▶ [SHORT TASK]
Below is a listing. Gather each line of it that contains "successful".

▶ [TASK INPUTS]
--------------------------------

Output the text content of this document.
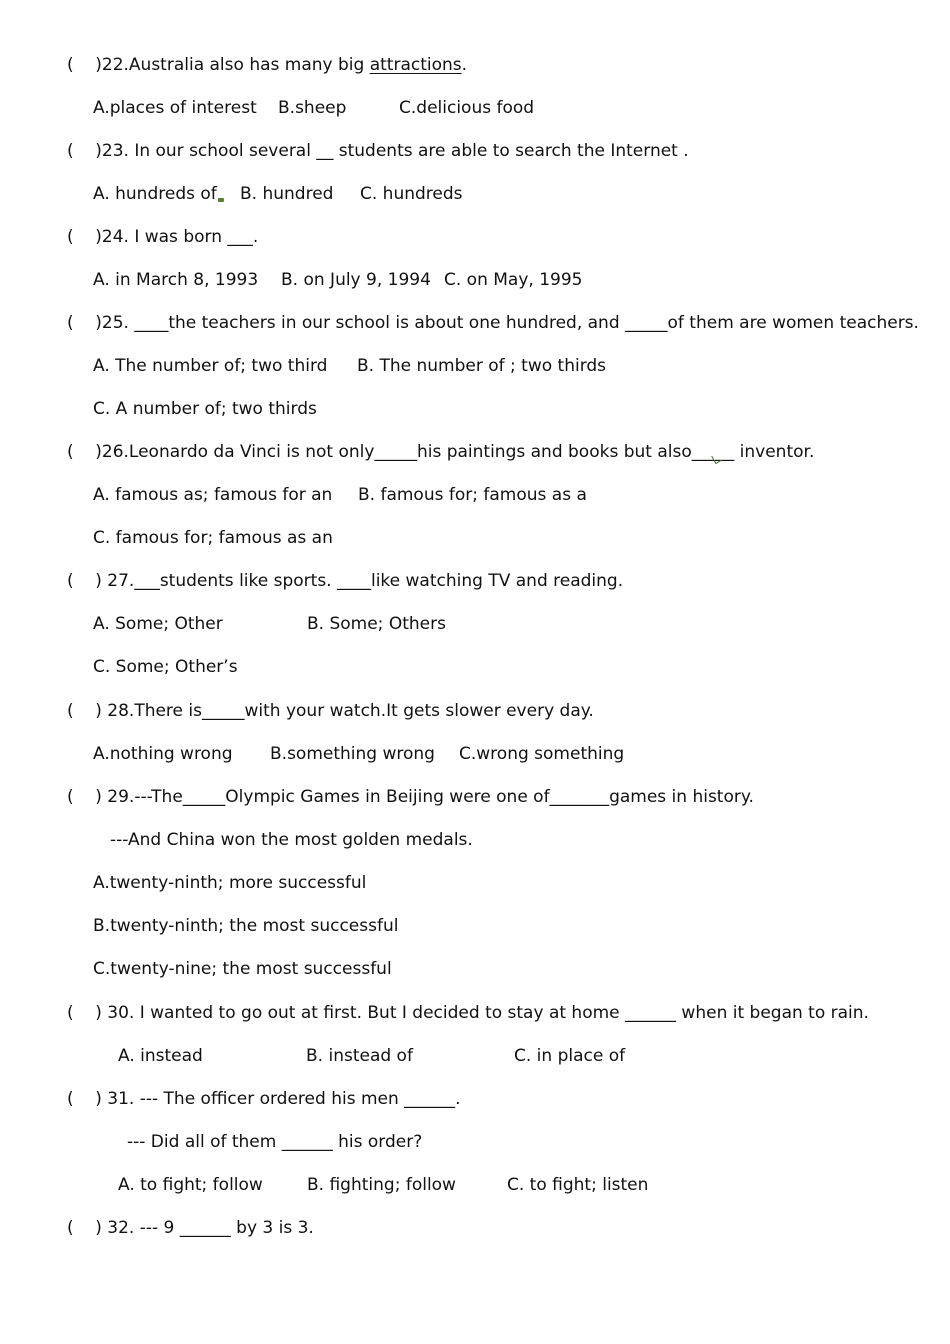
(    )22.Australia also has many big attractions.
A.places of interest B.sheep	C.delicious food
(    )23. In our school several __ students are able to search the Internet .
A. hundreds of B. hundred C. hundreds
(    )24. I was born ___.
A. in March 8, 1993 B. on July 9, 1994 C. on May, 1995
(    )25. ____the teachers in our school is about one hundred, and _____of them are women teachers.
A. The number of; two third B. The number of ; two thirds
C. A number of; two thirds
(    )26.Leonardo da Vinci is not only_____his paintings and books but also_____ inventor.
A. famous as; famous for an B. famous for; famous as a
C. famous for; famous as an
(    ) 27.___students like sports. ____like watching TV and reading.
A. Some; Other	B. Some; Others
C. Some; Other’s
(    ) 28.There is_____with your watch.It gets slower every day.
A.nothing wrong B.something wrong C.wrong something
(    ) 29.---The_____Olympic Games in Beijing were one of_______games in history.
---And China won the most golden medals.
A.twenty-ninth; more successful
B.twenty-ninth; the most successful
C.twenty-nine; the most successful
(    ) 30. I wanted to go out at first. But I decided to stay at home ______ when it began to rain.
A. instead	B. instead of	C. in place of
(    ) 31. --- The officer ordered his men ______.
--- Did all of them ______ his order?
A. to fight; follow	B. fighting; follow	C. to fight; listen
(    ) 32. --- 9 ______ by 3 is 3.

--------------------------------

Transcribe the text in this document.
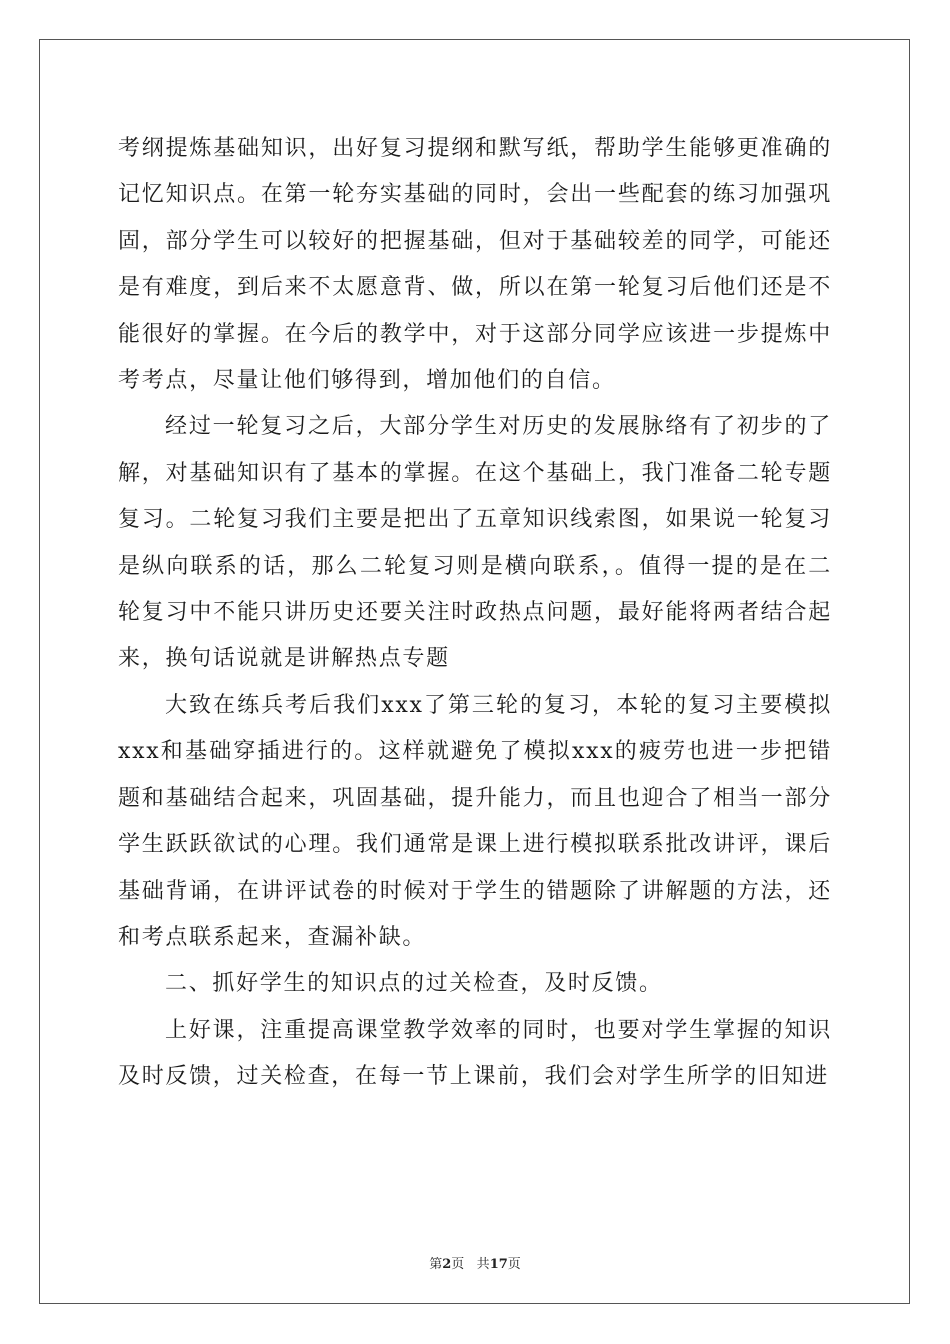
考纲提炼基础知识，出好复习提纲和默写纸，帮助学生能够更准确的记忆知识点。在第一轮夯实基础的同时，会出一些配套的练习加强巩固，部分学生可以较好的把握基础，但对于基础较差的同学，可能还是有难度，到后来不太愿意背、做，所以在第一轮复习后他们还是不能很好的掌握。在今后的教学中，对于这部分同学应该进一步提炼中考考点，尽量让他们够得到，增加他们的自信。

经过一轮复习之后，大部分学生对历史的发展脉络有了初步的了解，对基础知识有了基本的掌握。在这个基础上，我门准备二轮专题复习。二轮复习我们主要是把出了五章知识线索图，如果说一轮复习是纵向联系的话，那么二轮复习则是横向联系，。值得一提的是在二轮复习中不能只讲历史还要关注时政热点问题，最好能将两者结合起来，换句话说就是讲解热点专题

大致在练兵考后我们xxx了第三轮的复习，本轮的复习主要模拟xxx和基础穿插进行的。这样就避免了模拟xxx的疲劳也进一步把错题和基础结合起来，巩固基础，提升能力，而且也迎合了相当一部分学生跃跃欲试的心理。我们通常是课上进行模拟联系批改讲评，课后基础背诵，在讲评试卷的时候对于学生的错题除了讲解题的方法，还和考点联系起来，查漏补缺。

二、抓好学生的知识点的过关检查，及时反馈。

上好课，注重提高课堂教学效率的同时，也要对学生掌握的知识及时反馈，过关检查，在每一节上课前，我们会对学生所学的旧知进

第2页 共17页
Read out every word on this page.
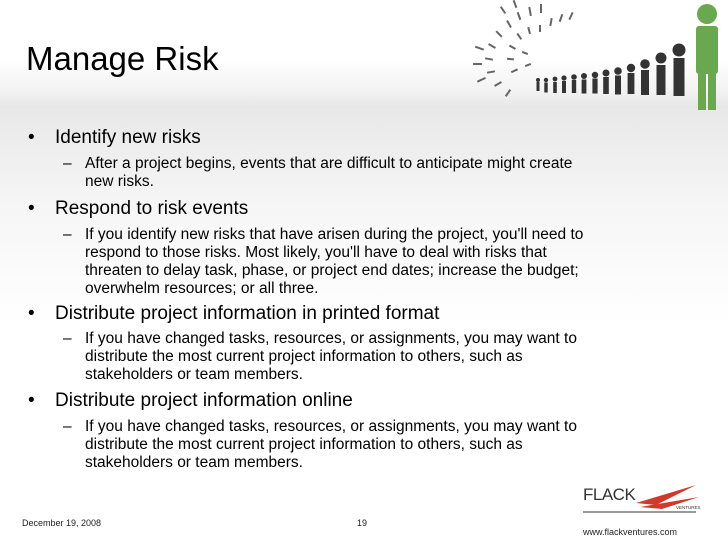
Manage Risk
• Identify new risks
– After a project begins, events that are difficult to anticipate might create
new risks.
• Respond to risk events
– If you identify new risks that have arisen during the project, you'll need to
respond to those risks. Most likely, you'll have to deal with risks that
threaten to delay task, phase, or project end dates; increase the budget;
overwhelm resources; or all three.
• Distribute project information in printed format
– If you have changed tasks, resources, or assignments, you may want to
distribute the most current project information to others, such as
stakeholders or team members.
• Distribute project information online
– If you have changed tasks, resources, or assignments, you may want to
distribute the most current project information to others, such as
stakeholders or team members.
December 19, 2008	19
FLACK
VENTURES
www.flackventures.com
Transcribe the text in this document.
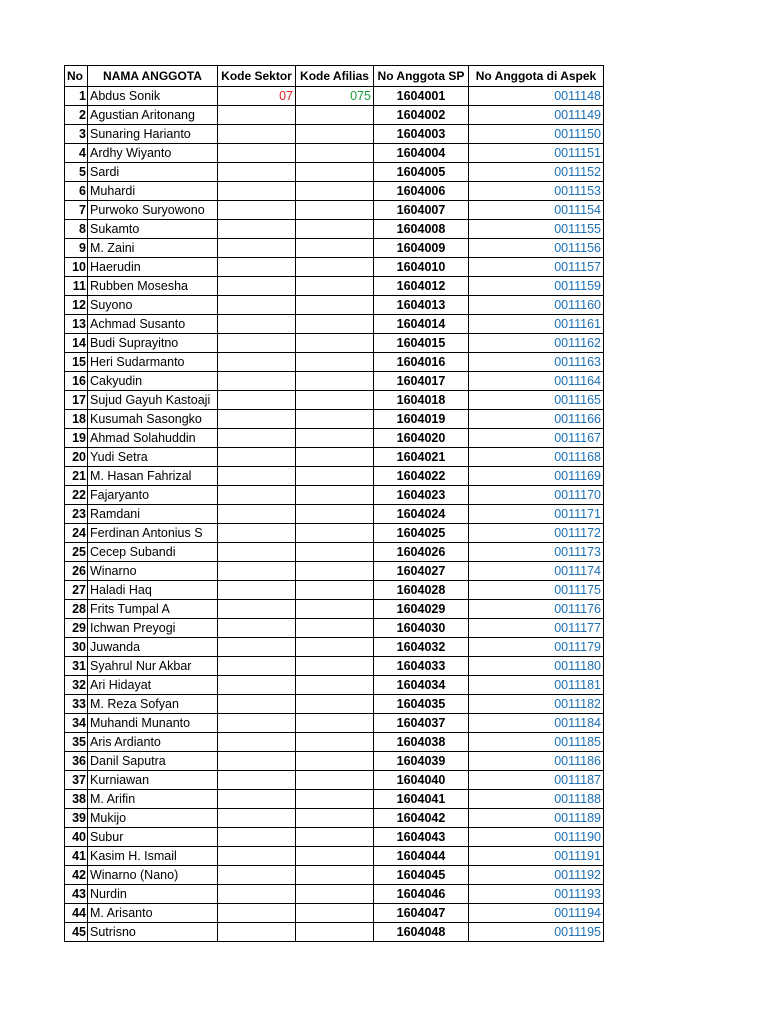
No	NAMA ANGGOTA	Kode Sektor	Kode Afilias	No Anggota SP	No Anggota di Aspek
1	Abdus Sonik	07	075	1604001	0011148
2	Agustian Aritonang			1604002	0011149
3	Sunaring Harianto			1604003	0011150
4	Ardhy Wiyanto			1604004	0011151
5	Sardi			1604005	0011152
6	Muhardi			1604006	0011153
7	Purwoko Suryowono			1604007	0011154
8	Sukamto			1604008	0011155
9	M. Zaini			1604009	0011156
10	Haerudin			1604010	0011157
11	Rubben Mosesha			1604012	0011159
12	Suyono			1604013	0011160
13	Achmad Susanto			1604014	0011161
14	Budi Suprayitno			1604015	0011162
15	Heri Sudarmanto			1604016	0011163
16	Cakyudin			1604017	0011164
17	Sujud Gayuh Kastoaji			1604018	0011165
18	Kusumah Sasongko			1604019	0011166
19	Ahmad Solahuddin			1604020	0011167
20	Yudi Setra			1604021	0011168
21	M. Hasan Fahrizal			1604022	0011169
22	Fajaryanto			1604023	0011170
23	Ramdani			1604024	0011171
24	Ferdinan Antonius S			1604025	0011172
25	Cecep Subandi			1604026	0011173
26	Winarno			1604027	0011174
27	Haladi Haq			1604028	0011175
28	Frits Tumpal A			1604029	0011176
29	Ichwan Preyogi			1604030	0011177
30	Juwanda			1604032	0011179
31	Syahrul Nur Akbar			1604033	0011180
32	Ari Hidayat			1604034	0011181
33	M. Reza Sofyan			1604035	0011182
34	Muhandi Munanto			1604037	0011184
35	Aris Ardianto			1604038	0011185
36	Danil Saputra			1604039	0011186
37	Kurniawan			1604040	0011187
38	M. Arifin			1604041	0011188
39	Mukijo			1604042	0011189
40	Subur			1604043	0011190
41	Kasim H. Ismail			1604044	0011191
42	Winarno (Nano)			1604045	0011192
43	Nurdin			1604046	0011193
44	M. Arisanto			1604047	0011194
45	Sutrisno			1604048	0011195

--------------------------------

▶ [REPLY]
A.twenty-ninth; more successful
B.twenty-ninth; the most successful
C.twenty-nine; the most successful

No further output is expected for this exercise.